# Rows from a dataset
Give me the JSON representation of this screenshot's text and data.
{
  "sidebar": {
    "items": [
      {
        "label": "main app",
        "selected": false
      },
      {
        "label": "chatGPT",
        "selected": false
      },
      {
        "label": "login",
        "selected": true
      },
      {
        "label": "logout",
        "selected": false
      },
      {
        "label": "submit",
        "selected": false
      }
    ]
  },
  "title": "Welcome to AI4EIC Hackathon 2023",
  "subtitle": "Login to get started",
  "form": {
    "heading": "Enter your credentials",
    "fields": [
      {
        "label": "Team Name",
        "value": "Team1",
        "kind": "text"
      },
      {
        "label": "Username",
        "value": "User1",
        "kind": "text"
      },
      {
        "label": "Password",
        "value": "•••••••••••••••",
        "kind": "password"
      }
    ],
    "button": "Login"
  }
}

# Short task
Exactly reproduce all of the entries above.

# Output of the exercise
Give me the JSON representation of this screenshot's text and data.
{
  "sidebar": {
    "items": [
      {
        "label": "main app",
        "selected": false
      },
      {
        "label": "chatGPT",
        "selected": false
      },
      {
        "label": "login",
        "selected": true
      },
      {
        "label": "logout",
        "selected": false
      },
      {
        "label": "submit",
        "selected": false
      }
    ]
  },
  "title": "Welcome to AI4EIC Hackathon 2023",
  "subtitle": "Login to get started",
  "form": {
    "heading": "Enter your credentials",
    "fields": [
      {
        "label": "Team Name",
        "value": "Team1",
        "kind": "text"
      },
      {
        "label": "Username",
        "value": "User1",
        "kind": "text"
      },
      {
        "label": "Password",
        "value": "•••••••••••••••",
        "kind": "password"
      }
    ],
    "button": "Login"
  }
}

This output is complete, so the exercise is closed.